Problem
Could you print all the entries exactly?

═════ The data ═════

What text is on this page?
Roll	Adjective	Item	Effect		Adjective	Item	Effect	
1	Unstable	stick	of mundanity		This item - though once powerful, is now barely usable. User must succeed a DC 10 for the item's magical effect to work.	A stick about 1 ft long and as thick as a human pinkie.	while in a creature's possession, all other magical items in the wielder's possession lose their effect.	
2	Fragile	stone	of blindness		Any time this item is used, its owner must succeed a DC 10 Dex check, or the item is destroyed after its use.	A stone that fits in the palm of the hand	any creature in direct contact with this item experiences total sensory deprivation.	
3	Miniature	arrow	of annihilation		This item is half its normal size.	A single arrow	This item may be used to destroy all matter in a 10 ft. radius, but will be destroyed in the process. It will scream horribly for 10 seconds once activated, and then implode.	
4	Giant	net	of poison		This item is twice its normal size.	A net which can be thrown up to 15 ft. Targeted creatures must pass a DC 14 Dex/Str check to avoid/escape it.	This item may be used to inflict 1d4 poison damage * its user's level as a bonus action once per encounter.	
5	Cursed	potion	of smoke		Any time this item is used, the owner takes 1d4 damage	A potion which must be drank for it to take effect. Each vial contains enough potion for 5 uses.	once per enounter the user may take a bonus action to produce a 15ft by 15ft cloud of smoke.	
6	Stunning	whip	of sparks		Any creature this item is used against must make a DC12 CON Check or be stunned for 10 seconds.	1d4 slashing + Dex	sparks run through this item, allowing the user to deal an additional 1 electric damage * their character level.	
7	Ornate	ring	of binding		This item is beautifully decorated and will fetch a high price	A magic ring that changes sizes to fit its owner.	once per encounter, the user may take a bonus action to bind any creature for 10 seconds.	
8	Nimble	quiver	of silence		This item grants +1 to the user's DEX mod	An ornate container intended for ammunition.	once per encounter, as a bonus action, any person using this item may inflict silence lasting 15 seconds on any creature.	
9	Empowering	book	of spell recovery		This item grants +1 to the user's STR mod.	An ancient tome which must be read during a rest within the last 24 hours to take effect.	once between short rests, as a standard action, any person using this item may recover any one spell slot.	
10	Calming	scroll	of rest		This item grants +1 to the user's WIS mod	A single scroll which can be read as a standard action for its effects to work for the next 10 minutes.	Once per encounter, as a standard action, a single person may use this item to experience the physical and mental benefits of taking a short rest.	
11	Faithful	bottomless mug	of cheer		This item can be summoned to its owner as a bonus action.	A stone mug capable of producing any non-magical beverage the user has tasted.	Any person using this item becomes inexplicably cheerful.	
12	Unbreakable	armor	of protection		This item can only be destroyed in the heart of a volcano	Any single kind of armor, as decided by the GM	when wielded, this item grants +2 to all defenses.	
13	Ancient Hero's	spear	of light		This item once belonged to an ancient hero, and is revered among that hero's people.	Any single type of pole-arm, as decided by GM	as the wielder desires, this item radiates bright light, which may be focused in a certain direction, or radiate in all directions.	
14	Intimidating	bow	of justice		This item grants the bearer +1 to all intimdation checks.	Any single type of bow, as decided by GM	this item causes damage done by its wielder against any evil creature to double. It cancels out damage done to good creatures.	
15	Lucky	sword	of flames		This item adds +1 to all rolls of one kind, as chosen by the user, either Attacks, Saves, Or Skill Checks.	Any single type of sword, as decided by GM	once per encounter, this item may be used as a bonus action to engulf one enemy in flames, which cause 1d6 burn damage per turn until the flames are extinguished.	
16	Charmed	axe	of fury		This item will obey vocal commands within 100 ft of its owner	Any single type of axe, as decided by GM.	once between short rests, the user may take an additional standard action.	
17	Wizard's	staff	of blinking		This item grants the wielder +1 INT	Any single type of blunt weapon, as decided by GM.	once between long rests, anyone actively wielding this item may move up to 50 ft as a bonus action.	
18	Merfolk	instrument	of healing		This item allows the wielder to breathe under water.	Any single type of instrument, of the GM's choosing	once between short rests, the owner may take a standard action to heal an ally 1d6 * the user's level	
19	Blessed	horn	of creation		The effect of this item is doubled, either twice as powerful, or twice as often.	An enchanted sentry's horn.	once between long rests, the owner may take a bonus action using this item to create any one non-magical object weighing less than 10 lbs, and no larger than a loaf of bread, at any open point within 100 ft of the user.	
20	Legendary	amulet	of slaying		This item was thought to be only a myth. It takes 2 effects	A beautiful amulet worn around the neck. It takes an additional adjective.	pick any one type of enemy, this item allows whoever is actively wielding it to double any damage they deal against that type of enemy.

═════

Task answer
What text is on this page?
Roll	Adjective	Item	Effect		Adjective	Item	Effect	
1	Unstable	stick	of mundanity		This item - though once powerful, is now barely usable. User must succeed a DC 10 for the item's magical effect to work.	A stick about 1 ft long and as thick as a human pinkie.	while in a creature's possession, all other magical items in the wielder's possession lose their effect.	
2	Fragile	stone	of blindness		Any time this item is used, its owner must succeed a DC 10 Dex check, or the item is destroyed after its use.	A stone that fits in the palm of the hand	any creature in direct contact with this item experiences total sensory deprivation.	
3	Miniature	arrow	of annihilation		This item is half its normal size.	A single arrow	This item may be used to destroy all matter in a 10 ft. radius, but will be destroyed in the process. It will scream horribly for 10 seconds once activated, and then implode.	
4	Giant	net	of poison		This item is twice its normal size.	A net which can be thrown up to 15 ft. Targeted creatures must pass a DC 14 Dex/Str check to avoid/escape it.	This item may be used to inflict 1d4 poison damage * its user's level as a bonus action once per encounter.	
5	Cursed	potion	of smoke		Any time this item is used, the owner takes 1d4 damage	A potion which must be drank for it to take effect. Each vial contains enough potion for 5 uses.	once per enounter the user may take a bonus action to produce a 15ft by 15ft cloud of smoke.	
6	Stunning	whip	of sparks		Any creature this item is used against must make a DC12 CON Check or be stunned for 10 seconds.	1d4 slashing + Dex	sparks run through this item, allowing the user to deal an additional 1 electric damage * their character level.	
7	Ornate	ring	of binding		This item is beautifully decorated and will fetch a high price	A magic ring that changes sizes to fit its owner.	once per encounter, the user may take a bonus action to bind any creature for 10 seconds.	
8	Nimble	quiver	of silence		This item grants +1 to the user's DEX mod	An ornate container intended for ammunition.	once per encounter, as a bonus action, any person using this item may inflict silence lasting 15 seconds on any creature.	
9	Empowering	book	of spell recovery		This item grants +1 to the user's STR mod.	An ancient tome which must be read during a rest within the last 24 hours to take effect.	once between short rests, as a standard action, any person using this item may recover any one spell slot.	
10	Calming	scroll	of rest		This item grants +1 to the user's WIS mod	A single scroll which can be read as a standard action for its effects to work for the next 10 minutes.	Once per encounter, as a standard action, a single person may use this item to experience the physical and mental benefits of taking a short rest.	
11	Faithful	bottomless mug	of cheer		This item can be summoned to its owner as a bonus action.	A stone mug capable of producing any non-magical beverage the user has tasted.	Any person using this item becomes inexplicably cheerful.	
12	Unbreakable	armor	of protection		This item can only be destroyed in the heart of a volcano	Any single kind of armor, as decided by the GM	when wielded, this item grants +2 to all defenses.	
13	Ancient Hero's	spear	of light		This item once belonged to an ancient hero, and is revered among that hero's people.	Any single type of pole-arm, as decided by GM	as the wielder desires, this item radiates bright light, which may be focused in a certain direction, or radiate in all directions.	
14	Intimidating	bow	of justice		This item grants the bearer +1 to all intimdation checks.	Any single type of bow, as decided by GM	this item causes damage done by its wielder against any evil creature to double. It cancels out damage done to good creatures.	
15	Lucky	sword	of flames		This item adds +1 to all rolls of one kind, as chosen by the user, either Attacks, Saves, Or Skill Checks.	Any single type of sword, as decided by GM	once per encounter, this item may be used as a bonus action to engulf one enemy in flames, which cause 1d6 burn damage per turn until the flames are extinguished.	
16	Charmed	axe	of fury		This item will obey vocal commands within 100 ft of its owner	Any single type of axe, as decided by GM.	once between short rests, the user may take an additional standard action.	
17	Wizard's	staff	of blinking		This item grants the wielder +1 INT	Any single type of blunt weapon, as decided by GM.	once between long rests, anyone actively wielding this item may move up to 50 ft as a bonus action.	
18	Merfolk	instrument	of healing		This item allows the wielder to breathe under water.	Any single type of instrument, of the GM's choosing	once between short rests, the owner may take a standard action to heal an ally 1d6 * the user's level	
19	Blessed	horn	of creation		The effect of this item is doubled, either twice as powerful, or twice as often.	An enchanted sentry's horn.	once between long rests, the owner may take a bonus action using this item to create any one non-magical object weighing less than 10 lbs, and no larger than a loaf of bread, at any open point within 100 ft of the user.	
20	Legendary	amulet	of slaying		This item was thought to be only a myth. It takes 2 effects	A beautiful amulet worn around the neck. It takes an additional adjective.	pick any one type of enemy, this item allows whoever is actively wielding it to double any damage they deal against that type of enemy.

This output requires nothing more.